What is expected> Give the number of lines holding the string "JSON" and nothing more.

---- Supplied material

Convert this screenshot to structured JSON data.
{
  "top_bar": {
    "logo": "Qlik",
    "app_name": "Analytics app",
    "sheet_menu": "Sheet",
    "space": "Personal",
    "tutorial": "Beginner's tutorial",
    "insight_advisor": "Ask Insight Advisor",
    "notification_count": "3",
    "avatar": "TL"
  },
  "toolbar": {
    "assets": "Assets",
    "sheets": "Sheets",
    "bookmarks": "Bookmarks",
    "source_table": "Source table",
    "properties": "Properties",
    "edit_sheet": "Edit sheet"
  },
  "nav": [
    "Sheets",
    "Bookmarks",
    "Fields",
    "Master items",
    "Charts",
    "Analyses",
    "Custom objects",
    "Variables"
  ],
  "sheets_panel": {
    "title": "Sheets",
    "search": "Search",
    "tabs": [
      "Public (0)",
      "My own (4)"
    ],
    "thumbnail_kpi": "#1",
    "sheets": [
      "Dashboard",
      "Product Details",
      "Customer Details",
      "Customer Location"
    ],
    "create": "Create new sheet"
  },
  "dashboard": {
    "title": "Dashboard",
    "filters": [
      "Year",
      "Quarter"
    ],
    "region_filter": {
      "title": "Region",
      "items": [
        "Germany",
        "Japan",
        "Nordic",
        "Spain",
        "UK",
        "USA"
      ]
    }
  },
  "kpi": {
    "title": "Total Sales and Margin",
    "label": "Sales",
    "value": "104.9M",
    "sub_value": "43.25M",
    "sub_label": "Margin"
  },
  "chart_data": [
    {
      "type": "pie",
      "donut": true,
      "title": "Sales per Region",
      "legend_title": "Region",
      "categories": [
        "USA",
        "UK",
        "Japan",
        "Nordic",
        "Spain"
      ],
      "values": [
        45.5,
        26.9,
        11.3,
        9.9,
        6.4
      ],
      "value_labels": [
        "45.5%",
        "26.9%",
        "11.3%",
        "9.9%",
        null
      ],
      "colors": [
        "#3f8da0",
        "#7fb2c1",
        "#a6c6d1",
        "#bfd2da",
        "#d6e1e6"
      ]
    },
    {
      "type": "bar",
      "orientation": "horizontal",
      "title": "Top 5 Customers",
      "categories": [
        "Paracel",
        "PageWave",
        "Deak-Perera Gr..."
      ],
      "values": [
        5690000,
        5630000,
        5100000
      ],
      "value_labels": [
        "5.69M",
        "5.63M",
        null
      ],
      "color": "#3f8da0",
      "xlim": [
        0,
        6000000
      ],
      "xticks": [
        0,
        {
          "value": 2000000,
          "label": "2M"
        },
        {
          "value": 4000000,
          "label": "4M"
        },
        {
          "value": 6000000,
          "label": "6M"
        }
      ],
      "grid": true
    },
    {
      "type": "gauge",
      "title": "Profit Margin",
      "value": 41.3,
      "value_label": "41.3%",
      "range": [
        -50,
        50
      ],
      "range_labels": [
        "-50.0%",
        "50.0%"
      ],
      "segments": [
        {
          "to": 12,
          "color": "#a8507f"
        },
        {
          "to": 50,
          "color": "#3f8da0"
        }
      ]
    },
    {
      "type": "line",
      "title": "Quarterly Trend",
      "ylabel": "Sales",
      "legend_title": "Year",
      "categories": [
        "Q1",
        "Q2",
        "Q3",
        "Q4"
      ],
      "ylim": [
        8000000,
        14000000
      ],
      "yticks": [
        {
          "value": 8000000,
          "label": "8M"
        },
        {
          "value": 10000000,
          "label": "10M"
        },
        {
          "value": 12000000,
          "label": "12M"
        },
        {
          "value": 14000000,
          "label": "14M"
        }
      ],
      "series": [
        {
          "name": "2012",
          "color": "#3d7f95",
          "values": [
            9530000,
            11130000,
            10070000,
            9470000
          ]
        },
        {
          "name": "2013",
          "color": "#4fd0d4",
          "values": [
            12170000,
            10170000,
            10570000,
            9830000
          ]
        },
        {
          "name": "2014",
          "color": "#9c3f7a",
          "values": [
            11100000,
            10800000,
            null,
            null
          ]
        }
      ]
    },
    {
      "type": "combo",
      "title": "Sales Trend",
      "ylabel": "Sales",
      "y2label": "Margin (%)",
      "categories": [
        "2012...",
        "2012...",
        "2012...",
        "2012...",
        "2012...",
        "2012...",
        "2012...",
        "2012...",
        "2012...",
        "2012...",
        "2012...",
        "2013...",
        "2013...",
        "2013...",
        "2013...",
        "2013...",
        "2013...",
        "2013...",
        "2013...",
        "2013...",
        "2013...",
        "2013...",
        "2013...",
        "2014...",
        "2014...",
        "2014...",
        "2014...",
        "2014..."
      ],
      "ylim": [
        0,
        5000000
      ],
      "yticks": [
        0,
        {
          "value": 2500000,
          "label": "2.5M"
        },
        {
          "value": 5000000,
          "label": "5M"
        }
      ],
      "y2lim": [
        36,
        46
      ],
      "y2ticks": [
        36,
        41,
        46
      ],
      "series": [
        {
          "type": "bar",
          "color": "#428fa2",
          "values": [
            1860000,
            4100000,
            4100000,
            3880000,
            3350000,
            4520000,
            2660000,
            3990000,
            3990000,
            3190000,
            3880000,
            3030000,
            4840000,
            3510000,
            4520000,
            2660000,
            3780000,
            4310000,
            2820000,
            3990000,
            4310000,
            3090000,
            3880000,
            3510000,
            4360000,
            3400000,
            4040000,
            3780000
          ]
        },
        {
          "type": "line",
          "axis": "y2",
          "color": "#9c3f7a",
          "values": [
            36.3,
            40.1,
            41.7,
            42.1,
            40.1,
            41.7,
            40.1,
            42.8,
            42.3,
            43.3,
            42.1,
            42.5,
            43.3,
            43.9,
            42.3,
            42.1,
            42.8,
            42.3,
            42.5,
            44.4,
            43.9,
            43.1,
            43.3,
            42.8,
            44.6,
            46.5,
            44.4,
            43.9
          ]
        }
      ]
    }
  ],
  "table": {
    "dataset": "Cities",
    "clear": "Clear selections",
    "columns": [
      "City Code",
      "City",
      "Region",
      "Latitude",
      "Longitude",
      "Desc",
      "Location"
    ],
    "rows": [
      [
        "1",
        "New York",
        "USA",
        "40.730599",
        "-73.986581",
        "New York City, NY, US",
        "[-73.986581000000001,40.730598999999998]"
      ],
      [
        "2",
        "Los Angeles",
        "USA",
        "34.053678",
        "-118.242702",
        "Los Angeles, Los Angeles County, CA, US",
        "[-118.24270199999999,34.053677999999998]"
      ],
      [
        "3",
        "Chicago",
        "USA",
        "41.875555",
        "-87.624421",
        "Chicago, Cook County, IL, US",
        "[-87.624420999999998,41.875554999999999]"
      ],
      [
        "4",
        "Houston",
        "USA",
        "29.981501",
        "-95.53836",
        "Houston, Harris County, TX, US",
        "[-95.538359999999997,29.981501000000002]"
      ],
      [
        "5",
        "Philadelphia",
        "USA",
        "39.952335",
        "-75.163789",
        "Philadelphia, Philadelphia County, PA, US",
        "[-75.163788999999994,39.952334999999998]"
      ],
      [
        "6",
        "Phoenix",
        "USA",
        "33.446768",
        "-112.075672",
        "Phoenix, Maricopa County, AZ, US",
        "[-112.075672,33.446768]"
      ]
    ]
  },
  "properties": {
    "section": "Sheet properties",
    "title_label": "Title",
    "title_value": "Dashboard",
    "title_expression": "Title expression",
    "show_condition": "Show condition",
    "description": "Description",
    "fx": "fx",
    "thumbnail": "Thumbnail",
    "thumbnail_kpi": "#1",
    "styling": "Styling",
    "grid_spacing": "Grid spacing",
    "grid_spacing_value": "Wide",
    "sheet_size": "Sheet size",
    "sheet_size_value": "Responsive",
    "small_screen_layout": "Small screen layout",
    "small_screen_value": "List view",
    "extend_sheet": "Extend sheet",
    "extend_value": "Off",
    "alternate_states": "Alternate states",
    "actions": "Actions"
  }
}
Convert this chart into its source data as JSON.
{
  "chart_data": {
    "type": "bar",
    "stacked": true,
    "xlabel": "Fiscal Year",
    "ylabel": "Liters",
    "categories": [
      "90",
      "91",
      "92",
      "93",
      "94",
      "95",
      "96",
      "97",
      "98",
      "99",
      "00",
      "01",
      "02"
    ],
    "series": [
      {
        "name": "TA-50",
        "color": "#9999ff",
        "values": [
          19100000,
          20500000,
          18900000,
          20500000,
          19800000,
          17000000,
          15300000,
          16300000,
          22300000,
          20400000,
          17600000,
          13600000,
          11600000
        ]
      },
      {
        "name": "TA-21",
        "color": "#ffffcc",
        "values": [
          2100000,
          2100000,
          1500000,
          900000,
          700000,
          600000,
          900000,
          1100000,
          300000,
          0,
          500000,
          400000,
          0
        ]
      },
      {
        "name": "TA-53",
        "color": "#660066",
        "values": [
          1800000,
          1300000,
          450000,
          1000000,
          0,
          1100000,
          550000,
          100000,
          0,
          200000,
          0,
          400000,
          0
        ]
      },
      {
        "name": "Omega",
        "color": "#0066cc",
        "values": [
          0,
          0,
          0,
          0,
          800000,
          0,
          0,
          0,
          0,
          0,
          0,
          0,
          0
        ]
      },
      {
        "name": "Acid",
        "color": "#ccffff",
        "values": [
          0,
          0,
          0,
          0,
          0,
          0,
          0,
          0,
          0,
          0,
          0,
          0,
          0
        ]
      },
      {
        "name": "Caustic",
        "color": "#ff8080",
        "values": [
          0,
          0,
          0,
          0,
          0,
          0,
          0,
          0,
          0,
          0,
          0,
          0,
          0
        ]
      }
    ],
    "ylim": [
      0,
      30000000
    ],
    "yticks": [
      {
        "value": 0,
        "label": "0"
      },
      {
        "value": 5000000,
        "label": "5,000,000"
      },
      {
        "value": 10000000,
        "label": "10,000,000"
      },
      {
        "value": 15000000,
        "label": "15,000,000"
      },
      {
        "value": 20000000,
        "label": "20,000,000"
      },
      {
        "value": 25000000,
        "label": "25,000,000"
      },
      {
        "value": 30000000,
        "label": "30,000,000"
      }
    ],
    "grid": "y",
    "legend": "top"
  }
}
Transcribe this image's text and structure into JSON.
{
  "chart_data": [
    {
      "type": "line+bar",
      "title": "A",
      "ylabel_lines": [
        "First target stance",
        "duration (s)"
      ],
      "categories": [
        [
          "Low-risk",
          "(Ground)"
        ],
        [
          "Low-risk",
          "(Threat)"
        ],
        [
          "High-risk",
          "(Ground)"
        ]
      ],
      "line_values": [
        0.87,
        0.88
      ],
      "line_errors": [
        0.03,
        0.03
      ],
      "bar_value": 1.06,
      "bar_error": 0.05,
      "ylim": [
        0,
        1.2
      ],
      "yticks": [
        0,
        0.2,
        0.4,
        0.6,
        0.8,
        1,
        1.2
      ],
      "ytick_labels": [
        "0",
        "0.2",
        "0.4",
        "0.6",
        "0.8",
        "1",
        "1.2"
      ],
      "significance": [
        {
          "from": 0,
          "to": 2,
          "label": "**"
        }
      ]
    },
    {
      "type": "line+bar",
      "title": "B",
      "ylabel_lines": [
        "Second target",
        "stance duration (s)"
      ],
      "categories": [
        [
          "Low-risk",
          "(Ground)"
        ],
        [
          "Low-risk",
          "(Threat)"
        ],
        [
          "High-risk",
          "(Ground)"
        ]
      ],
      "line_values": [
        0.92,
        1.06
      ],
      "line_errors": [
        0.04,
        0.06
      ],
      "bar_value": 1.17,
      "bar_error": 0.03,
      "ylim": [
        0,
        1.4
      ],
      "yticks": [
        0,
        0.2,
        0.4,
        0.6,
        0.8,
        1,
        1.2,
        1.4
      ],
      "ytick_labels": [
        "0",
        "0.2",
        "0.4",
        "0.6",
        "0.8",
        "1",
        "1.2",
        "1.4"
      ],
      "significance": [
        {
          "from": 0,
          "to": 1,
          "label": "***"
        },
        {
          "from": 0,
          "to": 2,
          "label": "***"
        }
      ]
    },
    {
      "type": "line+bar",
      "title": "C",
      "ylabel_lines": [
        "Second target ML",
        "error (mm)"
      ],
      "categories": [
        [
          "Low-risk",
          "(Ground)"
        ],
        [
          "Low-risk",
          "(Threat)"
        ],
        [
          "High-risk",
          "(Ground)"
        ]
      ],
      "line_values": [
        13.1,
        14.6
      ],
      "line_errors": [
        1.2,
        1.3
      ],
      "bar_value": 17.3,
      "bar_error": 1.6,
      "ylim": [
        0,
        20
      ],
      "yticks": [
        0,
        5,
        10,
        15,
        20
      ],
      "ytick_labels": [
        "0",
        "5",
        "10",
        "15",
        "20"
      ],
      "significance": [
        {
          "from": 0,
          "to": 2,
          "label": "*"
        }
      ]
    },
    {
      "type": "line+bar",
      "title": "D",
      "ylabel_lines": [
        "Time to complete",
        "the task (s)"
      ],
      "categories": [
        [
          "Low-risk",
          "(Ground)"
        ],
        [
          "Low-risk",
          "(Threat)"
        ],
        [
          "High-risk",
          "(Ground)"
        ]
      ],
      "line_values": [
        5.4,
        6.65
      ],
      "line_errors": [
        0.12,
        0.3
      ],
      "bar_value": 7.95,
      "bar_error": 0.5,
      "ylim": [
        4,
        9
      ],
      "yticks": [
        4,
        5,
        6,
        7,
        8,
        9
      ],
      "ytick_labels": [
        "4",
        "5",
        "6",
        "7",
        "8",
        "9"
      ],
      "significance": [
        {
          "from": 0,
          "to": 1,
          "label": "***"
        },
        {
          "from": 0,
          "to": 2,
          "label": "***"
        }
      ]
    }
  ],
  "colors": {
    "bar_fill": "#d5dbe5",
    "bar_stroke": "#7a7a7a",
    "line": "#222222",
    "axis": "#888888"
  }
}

--------

Result of the task> 3